• _EXERCISE AIM_: What is the count of lines that hold the word "this"? Give only the number.

• _THE RECORDS_:
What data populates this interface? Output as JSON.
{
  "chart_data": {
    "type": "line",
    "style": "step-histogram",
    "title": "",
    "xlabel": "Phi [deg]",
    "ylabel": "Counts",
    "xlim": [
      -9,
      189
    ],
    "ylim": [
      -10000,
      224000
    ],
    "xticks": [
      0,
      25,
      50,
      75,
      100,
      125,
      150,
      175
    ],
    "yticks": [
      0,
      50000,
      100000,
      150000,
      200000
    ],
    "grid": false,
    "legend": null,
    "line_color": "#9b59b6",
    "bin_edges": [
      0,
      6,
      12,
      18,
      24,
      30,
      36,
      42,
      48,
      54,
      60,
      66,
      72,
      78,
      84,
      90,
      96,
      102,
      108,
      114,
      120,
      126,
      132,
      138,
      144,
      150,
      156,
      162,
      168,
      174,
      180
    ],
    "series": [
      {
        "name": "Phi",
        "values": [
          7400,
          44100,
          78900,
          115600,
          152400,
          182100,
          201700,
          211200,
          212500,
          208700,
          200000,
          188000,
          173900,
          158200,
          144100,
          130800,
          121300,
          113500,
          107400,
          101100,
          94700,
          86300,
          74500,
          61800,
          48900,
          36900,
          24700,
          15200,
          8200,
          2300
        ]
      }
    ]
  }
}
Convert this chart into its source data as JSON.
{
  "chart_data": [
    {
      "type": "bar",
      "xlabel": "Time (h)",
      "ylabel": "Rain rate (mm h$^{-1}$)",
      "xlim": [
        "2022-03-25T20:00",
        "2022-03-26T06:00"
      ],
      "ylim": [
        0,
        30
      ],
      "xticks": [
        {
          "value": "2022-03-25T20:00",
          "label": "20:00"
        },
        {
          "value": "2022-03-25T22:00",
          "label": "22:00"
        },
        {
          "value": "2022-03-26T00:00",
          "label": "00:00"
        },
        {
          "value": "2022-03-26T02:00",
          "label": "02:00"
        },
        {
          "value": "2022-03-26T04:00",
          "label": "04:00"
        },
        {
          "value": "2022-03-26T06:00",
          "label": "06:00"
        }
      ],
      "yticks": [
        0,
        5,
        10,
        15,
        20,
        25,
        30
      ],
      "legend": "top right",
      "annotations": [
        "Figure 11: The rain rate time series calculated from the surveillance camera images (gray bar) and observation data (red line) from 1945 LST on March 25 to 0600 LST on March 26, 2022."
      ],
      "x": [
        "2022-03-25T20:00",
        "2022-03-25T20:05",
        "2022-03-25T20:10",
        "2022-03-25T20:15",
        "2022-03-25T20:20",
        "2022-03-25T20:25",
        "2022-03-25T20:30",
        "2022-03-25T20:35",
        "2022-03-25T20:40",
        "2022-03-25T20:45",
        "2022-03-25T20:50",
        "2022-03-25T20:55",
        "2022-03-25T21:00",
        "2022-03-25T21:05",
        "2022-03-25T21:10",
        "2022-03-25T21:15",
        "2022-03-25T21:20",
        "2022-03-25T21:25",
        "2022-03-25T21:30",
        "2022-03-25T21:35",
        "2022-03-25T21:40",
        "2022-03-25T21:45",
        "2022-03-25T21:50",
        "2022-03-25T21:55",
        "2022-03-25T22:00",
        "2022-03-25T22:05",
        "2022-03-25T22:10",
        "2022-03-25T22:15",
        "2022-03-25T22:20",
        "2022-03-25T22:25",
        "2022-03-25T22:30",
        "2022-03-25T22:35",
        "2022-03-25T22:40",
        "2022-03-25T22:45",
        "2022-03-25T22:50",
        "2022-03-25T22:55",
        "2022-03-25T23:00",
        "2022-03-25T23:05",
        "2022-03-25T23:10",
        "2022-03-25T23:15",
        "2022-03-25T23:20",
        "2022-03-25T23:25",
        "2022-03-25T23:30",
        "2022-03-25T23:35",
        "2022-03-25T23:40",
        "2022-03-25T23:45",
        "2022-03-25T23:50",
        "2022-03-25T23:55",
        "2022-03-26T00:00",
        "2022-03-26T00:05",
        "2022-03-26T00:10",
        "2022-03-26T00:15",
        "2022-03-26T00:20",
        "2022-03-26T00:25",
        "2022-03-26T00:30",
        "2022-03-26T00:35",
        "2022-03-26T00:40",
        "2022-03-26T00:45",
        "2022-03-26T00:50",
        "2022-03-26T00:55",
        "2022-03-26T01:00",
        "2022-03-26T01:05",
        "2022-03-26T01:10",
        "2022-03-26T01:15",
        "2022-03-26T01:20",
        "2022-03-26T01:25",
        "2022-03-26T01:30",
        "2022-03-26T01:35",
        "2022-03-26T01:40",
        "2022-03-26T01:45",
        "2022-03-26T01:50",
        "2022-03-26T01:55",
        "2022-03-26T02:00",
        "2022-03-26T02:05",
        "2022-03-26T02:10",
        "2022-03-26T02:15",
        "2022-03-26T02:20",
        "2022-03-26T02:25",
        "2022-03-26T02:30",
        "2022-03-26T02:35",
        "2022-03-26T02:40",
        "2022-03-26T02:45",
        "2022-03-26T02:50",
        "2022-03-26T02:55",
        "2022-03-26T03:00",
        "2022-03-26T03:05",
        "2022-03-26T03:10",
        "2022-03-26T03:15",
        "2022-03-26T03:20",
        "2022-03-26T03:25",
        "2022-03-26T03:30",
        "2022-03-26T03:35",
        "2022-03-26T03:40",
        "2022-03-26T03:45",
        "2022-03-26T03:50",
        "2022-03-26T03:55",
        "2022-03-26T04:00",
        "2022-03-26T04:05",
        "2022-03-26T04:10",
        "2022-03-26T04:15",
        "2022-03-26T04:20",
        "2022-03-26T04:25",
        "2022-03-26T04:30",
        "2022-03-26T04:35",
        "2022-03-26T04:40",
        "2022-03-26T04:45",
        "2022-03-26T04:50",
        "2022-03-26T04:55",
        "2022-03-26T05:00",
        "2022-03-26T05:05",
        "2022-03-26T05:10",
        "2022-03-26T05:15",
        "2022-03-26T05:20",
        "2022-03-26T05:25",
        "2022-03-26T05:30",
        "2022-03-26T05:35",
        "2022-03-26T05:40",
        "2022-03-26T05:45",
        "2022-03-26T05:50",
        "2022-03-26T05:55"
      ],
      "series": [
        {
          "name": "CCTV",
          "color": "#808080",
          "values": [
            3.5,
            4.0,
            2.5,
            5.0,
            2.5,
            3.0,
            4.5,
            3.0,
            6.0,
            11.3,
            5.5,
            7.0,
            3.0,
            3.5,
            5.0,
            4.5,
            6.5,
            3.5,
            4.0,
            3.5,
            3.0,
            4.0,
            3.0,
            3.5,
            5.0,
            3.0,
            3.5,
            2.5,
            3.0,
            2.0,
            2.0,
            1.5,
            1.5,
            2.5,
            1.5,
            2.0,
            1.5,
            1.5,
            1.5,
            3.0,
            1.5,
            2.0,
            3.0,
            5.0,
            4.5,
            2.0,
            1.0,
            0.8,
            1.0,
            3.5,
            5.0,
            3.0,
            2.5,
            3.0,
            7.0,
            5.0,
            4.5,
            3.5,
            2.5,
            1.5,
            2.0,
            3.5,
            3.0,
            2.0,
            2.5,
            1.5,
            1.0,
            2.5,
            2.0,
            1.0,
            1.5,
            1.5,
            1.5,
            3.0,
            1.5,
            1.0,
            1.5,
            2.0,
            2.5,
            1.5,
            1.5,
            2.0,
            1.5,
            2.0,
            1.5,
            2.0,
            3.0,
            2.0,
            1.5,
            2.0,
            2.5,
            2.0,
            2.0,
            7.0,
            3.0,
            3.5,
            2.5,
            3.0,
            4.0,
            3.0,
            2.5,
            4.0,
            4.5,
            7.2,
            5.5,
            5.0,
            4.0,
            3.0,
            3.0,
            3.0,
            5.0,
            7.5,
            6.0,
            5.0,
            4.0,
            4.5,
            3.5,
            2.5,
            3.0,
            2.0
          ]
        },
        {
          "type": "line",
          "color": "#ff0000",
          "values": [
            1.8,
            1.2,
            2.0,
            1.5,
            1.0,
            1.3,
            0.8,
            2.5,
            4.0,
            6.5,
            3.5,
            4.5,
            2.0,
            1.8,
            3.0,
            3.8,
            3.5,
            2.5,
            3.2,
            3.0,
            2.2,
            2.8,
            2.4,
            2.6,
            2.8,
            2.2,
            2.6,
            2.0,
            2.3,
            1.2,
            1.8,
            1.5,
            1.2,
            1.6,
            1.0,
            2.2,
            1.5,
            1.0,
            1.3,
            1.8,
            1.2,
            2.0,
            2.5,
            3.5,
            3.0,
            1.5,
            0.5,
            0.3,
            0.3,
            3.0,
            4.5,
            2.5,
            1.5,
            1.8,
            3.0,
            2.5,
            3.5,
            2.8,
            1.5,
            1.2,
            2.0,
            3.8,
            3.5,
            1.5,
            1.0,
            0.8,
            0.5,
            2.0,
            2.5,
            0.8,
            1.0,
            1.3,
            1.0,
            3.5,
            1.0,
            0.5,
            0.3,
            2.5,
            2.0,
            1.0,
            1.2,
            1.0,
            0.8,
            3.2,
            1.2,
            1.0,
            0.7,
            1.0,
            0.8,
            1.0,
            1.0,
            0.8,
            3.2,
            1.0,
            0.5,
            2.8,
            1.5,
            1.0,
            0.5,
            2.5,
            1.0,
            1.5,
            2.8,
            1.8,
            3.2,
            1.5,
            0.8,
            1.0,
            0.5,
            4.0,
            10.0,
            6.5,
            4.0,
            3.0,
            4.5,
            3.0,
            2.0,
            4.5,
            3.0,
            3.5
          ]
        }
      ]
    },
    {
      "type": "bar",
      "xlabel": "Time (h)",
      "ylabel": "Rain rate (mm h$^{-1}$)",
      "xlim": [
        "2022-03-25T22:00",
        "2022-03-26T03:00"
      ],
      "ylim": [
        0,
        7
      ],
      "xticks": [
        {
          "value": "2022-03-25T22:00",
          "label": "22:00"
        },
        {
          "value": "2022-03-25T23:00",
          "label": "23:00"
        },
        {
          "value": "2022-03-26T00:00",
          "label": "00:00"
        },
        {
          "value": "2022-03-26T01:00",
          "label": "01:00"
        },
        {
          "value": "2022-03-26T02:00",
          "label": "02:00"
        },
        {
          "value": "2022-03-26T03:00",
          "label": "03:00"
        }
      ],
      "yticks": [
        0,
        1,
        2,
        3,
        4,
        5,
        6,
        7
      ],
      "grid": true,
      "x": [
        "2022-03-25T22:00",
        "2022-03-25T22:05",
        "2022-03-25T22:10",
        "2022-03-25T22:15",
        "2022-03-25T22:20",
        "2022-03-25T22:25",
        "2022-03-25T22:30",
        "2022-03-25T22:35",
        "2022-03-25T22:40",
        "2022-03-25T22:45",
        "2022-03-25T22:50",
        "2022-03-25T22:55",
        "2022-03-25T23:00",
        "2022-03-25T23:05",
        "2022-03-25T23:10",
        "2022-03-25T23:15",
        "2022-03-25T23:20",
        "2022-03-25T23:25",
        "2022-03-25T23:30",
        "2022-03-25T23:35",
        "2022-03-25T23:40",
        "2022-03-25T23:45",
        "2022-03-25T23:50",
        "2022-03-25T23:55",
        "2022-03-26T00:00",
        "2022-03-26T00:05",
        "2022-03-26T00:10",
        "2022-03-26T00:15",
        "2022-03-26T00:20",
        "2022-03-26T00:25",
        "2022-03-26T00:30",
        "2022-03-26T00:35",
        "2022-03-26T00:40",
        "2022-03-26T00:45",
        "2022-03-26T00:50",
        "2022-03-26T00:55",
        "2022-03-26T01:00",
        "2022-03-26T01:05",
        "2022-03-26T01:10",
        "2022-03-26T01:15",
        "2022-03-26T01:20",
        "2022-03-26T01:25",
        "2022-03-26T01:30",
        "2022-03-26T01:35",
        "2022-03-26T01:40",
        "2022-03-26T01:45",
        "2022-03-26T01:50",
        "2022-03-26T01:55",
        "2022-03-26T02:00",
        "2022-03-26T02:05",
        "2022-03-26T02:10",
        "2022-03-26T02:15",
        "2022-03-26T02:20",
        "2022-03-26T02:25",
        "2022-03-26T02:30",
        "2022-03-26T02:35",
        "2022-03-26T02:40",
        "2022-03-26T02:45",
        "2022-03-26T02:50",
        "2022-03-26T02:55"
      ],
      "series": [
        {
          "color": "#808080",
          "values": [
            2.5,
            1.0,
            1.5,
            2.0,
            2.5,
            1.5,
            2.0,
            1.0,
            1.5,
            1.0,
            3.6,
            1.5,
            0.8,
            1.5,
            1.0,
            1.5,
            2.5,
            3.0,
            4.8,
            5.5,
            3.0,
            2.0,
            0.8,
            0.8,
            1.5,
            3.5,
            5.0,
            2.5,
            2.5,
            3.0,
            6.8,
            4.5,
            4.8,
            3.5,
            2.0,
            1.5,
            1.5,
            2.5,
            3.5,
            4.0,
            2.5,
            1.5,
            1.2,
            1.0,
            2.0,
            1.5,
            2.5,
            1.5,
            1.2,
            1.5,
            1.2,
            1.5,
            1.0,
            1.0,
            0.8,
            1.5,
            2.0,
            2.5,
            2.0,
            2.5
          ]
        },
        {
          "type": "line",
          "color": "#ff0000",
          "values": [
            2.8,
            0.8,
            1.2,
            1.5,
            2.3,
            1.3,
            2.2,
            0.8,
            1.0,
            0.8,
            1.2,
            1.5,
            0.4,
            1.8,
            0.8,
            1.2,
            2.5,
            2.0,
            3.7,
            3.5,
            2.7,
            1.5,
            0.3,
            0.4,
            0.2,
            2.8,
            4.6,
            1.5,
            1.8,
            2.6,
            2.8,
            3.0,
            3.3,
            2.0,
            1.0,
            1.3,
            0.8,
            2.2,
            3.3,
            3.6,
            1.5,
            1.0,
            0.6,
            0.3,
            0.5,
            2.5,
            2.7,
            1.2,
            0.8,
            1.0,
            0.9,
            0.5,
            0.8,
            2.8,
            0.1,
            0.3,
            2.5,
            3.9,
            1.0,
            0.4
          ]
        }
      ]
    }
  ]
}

• _EXERCISE ANSWER_: 2